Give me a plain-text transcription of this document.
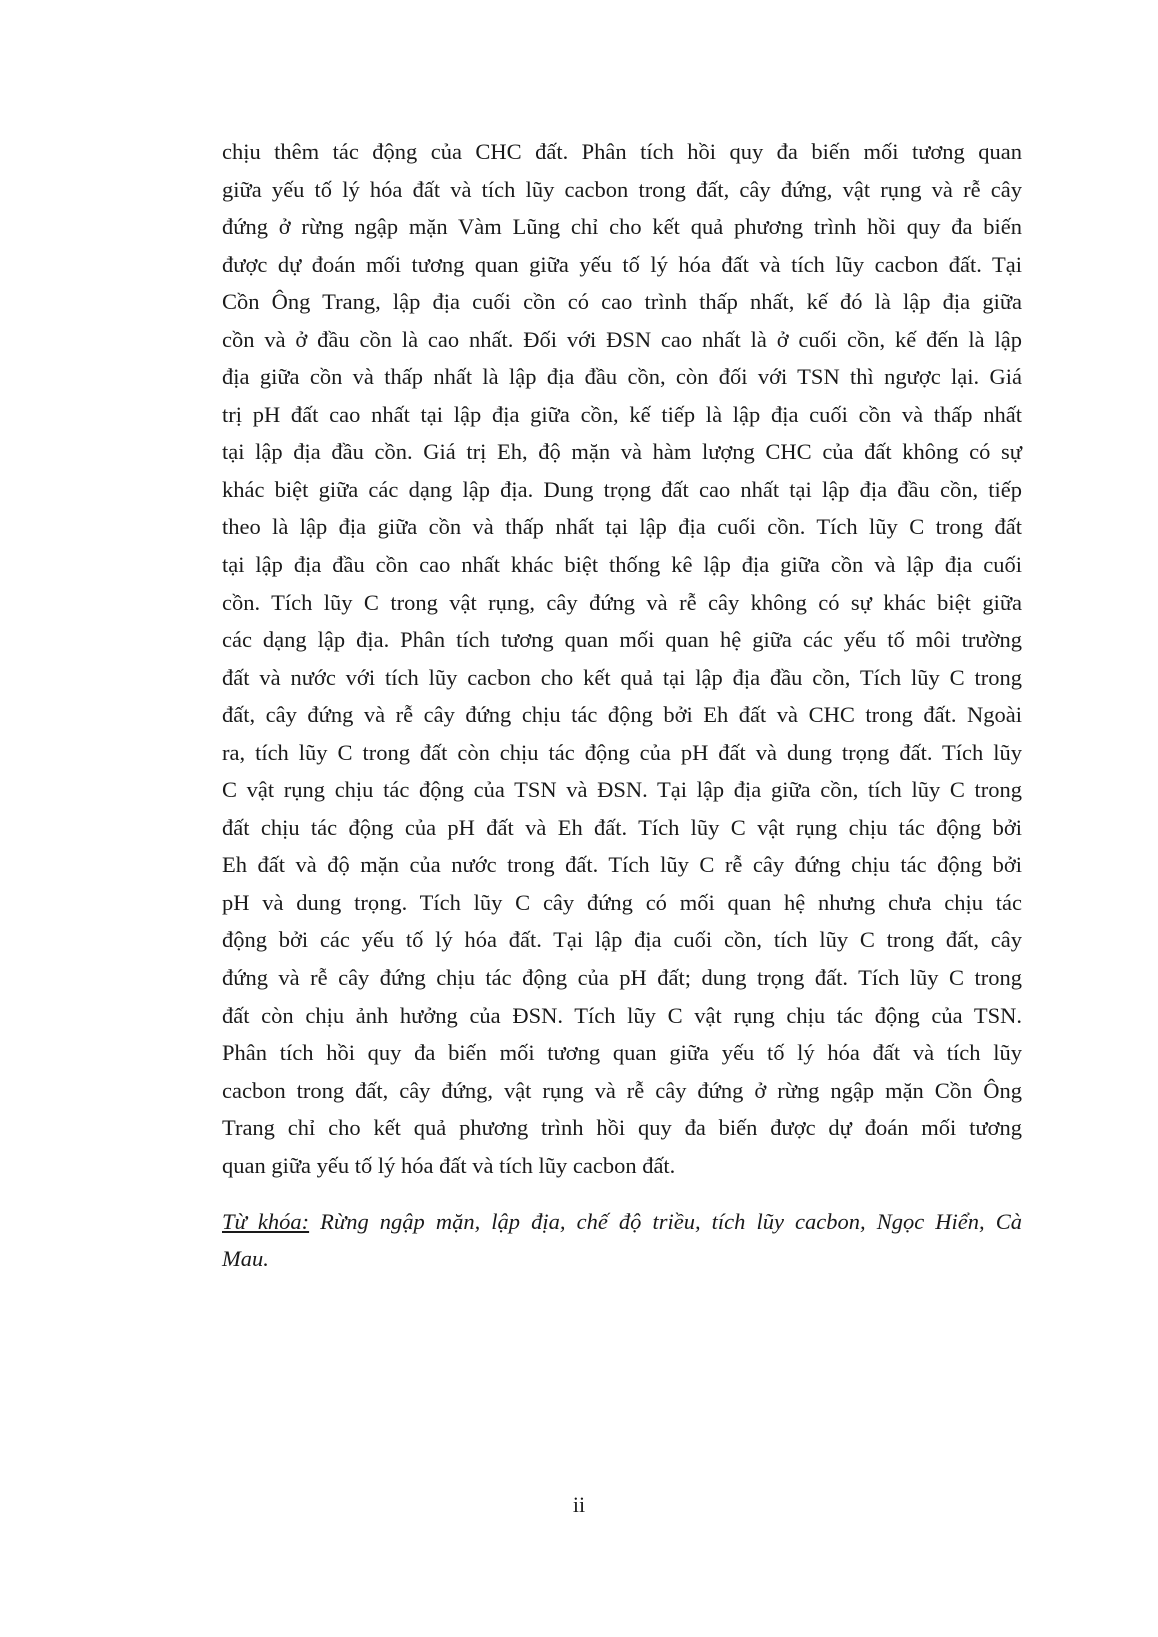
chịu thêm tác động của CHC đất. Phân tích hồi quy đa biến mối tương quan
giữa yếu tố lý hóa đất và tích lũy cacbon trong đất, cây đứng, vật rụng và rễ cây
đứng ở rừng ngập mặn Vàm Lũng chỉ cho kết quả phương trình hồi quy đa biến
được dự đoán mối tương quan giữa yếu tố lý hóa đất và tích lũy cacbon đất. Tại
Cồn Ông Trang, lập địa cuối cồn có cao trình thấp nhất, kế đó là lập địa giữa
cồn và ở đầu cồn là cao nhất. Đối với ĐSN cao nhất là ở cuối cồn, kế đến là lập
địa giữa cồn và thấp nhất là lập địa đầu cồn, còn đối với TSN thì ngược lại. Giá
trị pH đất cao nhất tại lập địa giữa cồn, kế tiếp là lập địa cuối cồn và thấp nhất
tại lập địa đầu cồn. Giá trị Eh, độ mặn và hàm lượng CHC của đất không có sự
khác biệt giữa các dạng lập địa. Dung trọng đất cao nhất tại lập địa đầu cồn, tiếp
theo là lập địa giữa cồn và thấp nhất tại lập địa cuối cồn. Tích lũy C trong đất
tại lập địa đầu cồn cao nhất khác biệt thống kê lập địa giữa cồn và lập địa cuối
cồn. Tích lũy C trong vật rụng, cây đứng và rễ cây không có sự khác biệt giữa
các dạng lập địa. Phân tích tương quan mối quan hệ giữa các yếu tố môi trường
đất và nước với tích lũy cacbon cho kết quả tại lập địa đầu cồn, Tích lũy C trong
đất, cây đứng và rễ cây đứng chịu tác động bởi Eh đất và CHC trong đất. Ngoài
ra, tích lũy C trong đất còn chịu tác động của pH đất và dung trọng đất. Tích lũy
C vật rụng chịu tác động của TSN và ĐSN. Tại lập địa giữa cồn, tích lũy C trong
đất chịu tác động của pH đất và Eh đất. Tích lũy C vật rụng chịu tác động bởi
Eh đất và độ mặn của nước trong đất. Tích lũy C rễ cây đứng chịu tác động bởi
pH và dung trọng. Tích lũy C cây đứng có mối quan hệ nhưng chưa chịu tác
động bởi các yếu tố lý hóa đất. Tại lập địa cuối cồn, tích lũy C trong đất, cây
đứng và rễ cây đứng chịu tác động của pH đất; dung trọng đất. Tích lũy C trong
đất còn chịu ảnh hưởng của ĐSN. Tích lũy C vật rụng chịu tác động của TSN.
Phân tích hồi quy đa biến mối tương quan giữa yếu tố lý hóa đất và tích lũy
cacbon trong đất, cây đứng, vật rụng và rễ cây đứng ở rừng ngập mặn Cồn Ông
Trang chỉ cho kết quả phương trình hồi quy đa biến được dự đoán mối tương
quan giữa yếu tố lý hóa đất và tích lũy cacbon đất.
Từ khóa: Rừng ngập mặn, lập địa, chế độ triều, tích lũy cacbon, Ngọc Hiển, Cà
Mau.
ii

# # # #

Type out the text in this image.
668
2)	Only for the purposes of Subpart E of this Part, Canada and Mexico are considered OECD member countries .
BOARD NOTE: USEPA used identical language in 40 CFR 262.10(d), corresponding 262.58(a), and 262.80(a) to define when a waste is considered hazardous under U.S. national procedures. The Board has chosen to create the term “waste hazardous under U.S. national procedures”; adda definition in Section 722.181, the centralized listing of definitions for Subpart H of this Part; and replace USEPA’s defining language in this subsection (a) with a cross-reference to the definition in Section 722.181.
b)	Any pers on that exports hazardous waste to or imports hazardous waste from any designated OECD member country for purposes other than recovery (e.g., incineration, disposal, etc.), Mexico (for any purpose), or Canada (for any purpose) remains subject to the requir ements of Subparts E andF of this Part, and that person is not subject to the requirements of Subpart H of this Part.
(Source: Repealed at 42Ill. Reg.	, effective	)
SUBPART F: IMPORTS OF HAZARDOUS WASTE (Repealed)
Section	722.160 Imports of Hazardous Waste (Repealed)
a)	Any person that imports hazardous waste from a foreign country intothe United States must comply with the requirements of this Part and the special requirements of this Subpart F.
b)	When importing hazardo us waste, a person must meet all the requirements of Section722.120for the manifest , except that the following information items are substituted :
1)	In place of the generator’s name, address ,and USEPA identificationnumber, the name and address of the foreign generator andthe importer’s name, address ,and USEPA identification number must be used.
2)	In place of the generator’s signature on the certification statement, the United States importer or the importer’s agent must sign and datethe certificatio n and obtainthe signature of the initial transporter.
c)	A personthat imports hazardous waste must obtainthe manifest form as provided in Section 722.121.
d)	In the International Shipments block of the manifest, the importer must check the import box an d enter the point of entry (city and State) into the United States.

# # # #

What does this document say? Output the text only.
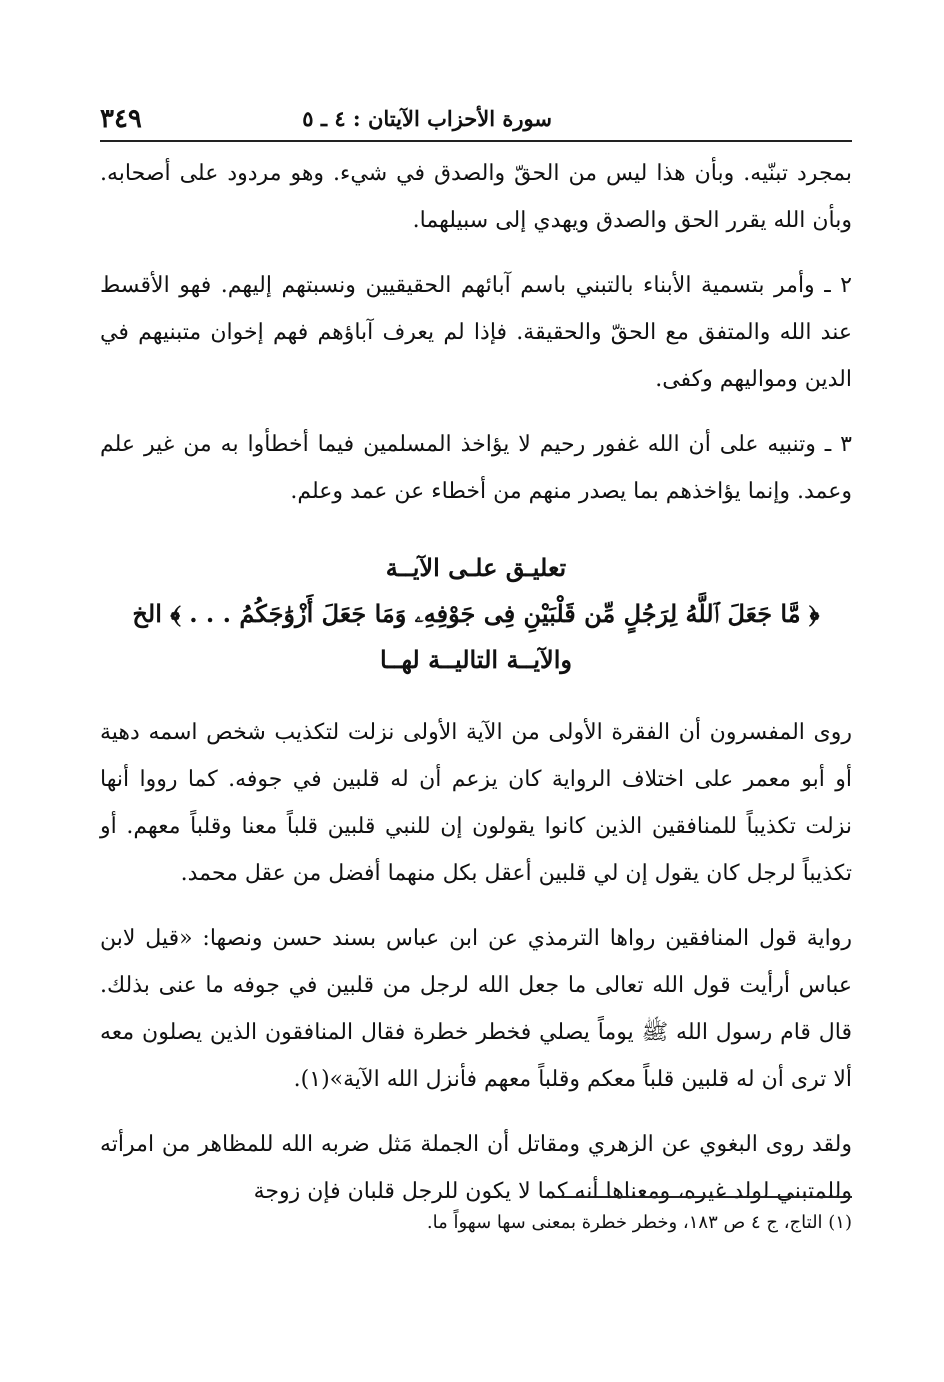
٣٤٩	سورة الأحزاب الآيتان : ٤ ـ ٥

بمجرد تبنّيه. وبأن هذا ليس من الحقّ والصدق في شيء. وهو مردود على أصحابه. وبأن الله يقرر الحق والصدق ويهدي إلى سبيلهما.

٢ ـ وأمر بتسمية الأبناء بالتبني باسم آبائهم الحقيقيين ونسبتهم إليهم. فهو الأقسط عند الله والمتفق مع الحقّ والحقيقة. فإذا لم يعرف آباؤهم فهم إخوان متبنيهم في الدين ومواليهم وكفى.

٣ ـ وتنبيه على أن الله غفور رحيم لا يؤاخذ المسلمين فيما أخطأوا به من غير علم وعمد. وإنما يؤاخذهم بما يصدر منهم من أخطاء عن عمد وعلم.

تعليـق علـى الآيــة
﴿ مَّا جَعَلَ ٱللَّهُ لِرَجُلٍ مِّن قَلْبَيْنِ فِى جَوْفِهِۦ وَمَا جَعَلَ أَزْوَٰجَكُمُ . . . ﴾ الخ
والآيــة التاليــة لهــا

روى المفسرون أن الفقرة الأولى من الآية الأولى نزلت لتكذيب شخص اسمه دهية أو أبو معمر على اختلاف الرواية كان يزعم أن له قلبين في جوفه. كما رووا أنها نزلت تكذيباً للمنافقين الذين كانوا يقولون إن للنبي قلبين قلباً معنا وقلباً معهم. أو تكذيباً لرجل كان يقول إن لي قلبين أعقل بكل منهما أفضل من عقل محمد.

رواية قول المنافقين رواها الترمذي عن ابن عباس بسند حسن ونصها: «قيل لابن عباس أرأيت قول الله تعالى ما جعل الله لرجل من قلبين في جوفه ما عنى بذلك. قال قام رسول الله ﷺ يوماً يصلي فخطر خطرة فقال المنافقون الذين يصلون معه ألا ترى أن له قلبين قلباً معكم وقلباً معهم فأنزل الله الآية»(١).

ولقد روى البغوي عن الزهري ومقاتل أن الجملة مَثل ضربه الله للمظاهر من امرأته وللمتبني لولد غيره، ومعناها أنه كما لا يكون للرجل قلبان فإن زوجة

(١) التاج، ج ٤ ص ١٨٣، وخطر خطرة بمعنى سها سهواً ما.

# # # #

▶ WHAT IS EXPECTED
Copy each line of the preceding data that contains the string "Repealed".

▶ THE RESULT
(Source: Repealed at 42Ill. Reg.	, effective	)
SUBPART F: IMPORTS OF HAZARDOUS WASTE (Repealed)
Section	722.160 Imports of Hazardous Waste (Repealed)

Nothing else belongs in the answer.